PROBLEM TO WORK ON ▸
Can you recast each of the records below as a JSON list of strings, with one string per line and any blank lines left out?

— start —

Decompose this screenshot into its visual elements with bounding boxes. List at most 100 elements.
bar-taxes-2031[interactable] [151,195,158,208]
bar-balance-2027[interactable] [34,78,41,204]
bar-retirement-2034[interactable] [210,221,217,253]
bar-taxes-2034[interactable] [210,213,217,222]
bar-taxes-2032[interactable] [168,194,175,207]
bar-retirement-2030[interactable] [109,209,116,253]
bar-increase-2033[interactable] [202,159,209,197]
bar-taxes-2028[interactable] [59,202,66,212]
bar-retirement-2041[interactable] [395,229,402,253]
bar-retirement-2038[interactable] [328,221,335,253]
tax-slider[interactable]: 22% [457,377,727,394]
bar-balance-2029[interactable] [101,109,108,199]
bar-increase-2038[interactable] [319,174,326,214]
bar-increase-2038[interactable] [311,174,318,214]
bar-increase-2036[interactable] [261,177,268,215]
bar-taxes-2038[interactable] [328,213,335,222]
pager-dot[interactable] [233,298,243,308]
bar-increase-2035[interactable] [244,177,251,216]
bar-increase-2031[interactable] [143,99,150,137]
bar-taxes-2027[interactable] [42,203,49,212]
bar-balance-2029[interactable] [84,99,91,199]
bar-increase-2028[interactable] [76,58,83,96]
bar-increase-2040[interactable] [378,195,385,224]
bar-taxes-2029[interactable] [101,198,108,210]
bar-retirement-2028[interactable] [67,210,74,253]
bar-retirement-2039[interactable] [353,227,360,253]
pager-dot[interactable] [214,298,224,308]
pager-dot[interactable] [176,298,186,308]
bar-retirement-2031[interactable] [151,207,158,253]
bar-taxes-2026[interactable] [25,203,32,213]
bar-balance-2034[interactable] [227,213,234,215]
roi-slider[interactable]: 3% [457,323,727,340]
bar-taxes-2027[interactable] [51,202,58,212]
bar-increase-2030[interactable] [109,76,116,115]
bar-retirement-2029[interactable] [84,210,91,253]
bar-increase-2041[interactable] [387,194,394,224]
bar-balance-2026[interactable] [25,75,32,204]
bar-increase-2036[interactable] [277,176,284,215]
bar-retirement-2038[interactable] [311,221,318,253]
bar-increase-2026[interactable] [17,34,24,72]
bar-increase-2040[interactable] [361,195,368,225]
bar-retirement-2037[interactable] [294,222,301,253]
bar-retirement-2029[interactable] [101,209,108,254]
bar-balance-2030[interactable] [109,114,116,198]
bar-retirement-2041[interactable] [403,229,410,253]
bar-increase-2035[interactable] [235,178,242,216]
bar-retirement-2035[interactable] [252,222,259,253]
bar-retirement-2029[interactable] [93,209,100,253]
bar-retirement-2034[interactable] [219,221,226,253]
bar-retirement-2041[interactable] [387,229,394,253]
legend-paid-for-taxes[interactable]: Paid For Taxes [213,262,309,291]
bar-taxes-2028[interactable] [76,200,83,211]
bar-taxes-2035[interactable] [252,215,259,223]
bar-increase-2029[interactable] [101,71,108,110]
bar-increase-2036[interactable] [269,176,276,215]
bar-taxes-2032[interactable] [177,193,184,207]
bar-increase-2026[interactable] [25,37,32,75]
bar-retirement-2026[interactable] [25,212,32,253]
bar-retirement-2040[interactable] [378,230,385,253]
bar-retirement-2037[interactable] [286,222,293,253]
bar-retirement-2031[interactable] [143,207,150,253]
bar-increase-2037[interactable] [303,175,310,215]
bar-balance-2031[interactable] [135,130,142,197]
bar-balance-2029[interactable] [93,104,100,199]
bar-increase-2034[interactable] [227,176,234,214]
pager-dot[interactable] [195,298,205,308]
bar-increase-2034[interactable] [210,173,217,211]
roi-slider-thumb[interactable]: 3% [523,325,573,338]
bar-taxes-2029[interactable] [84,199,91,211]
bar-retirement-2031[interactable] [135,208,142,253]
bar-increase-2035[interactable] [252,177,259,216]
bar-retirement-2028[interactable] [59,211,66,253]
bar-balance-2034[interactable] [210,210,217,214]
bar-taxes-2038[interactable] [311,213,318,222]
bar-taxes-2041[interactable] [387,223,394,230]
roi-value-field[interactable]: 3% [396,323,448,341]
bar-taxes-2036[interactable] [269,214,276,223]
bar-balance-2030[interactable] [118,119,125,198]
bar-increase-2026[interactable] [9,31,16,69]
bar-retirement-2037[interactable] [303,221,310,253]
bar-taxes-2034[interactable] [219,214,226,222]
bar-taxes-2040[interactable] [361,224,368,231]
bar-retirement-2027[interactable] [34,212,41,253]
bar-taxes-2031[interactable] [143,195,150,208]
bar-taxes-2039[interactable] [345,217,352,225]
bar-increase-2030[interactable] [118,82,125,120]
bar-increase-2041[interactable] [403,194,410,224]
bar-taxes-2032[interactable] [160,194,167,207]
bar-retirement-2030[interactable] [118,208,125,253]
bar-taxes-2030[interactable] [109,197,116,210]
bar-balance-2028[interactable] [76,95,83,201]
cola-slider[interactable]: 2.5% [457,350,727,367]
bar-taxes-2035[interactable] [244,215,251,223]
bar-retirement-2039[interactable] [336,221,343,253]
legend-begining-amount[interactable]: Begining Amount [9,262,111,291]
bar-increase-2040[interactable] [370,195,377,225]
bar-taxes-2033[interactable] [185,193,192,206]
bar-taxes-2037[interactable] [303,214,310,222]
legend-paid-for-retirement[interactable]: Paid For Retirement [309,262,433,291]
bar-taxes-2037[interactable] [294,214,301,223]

— end —

FINISHED ANSWER ▸
[
  "Decompose this screenshot into its visual elements with bounding boxes. List at most 100 elements.",
  "bar-taxes-2031[interactable] [151,195,158,208]",
  "bar-balance-2027[interactable] [34,78,41,204]",
  "bar-retirement-2034[interactable] [210,221,217,253]",
  "bar-taxes-2034[interactable] [210,213,217,222]",
  "bar-taxes-2032[interactable] [168,194,175,207]",
  "bar-retirement-2030[interactable] [109,209,116,253]",
  "bar-increase-2033[interactable] [202,159,209,197]",
  "bar-taxes-2028[interactable] [59,202,66,212]",
  "bar-retirement-2041[interactable] [395,229,402,253]",
  "bar-retirement-2038[interactable] [328,221,335,253]",
  "tax-slider[interactable]: 22% [457,377,727,394]",
  "bar-balance-2029[interactable] [101,109,108,199]",
  "bar-increase-2038[interactable] [319,174,326,214]",
  "bar-increase-2038[interactable] [311,174,318,214]",
  "bar-increase-2036[interactable] [261,177,268,215]",
  "bar-taxes-2038[interactable] [328,213,335,222]",
  "pager-dot[interactable] [233,298,243,308]",
  "bar-increase-2035[interactable] [244,177,251,216]",
  "bar-increase-2031[interactable] [143,99,150,137]",
  "bar-taxes-2027[interactable] [42,203,49,212]",
  "bar-balance-2029[interactable] [84,99,91,199]",
  "bar-increase-2028[interactable] [76,58,83,96]",
  "bar-increase-2040[interactable] [378,195,385,224]",
  "bar-taxes-2029[interactable] [101,198,108,210]",
  "bar-retirement-2028[interactable] [67,210,74,253]",
  "bar-retirement-2039[interactable] [353,227,360,253]",
  "pager-dot[interactable] [214,298,224,308]",
  "pager-dot[interactable] [176,298,186,308]",
  "bar-retirement-2031[interactable] [151,207,158,253]",
  "bar-taxes-2026[interactable] [25,203,32,213]",
  "bar-balance-2034[interactable] [227,213,234,215]",
  "roi-slider[interactable]: 3% [457,323,727,340]",
  "bar-taxes-2027[interactable] [51,202,58,212]",
  "bar-increase-2030[interactable] [109,76,116,115]",
  "bar-retirement-2029[interactable] [84,210,91,253]",
  "bar-increase-2041[interactable] [387,194,394,224]",
  "bar-balance-2026[interactable] [25,75,32,204]",
  "bar-increase-2036[interactable] [277,176,284,215]",
  "bar-retirement-2038[interactable] [311,221,318,253]",
  "bar-increase-2026[interactable] [17,34,24,72]",
  "bar-increase-2040[interactable] [361,195,368,225]",
  "bar-retirement-2037[interactable] [294,222,301,253]",
  "bar-retirement-2029[interactable] [101,209,108,254]",
  "bar-balance-2030[interactable] [109,114,116,198]",
  "bar-retirement-2041[interactable] [403,229,410,253]",
  "bar-increase-2035[interactable] [235,178,242,216]",
  "bar-retirement-2035[interactable] [252,222,259,253]",
  "bar-retirement-2029[interactable] [93,209,100,253]",
  "bar-retirement-2034[interactable] [219,221,226,253]",
  "bar-retirement-2041[interactable] [387,229,394,253]",
  "legend-paid-for-taxes[interactable]: Paid For Taxes [213,262,309,291]",
  "bar-taxes-2028[interactable] [76,200,83,211]",
  "bar-taxes-2035[interactable] [252,215,259,223]",
  "bar-increase-2029[interactable] [101,71,108,110]",
  "bar-increase-2036[interactable] [269,176,276,215]",
  "bar-taxes-2032[interactable] [177,193,184,207]",
  "bar-increase-2026[interactable] [25,37,32,75]",
  "bar-retirement-2026[interactable] [25,212,32,253]",
  "bar-retirement-2040[interactable] [378,230,385,253]",
  "bar-retirement-2037[interactable] [286,222,293,253]",
  "bar-retirement-2031[interactable] [143,207,150,253]",
  "bar-increase-2037[interactable] [303,175,310,215]",
  "bar-balance-2031[interactable] [135,130,142,197]",
  "bar-balance-2029[interactable] [93,104,100,199]",
  "bar-increase-2034[interactable] [227,176,234,214]",
  "pager-dot[interactable] [195,298,205,308]",
  "bar-increase-2034[interactable] [210,173,217,211]",
  "roi-slider-thumb[interactable]: 3% [523,325,573,338]",
  "bar-taxes-2029[interactable] [84,199,91,211]",
  "bar-retirement-2031[interactable] [135,208,142,253]",
  "bar-increase-2035[interactable] [252,177,259,216]",
  "bar-retirement-2028[interactable] [59,211,66,253]",
  "bar-balance-2034[interactable] [210,210,217,214]",
  "bar-taxes-2038[interactable] [311,213,318,222]",
  "bar-taxes-2041[interactable] [387,223,394,230]",
  "roi-value-field[interactable]: 3% [396,323,448,341]",
  "bar-taxes-2036[interactable] [269,214,276,223]",
  "bar-balance-2030[interactable] [118,119,125,198]",
  "bar-increase-2026[interactable] [9,31,16,69]",
  "bar-retirement-2037[interactable] [303,221,310,253]",
  "bar-taxes-2034[interactable] [219,214,226,222]",
  "bar-taxes-2040[interactable] [361,224,368,231]",
  "bar-retirement-2027[interactable] [34,212,41,253]",
  "bar-taxes-2031[interactable] [143,195,150,208]",
  "bar-taxes-2039[interactable] [345,217,352,225]",
  "bar-increase-2030[interactable] [118,82,125,120]",
  "bar-increase-2041[interactable] [403,194,410,224]",
  "bar-taxes-2032[interactable] [160,194,167,207]",
  "bar-retirement-2030[interactable] [118,208,125,253]",
  "bar-taxes-2030[interactable] [109,197,116,210]",
  "bar-balance-2028[interactable] [76,95,83,201]",
  "cola-slider[interactable]: 2.5% [457,350,727,367]",
  "bar-taxes-2035[interactable] [244,215,251,223]",
  "bar-retirement-2039[interactable] [336,221,343,253]",
  "legend-begining-amount[interactable]: Begining Amount [9,262,111,291]",
  "bar-increase-2040[interactable] [370,195,377,225]",
  "bar-taxes-2033[interactable] [185,193,192,206]",
  "bar-taxes-2037[interactable] [303,214,310,222]",
  "legend-paid-for-retirement[interactable]: Paid For Retirement [309,262,433,291]",
  "bar-taxes-2037[interactable] [294,214,301,223]"
]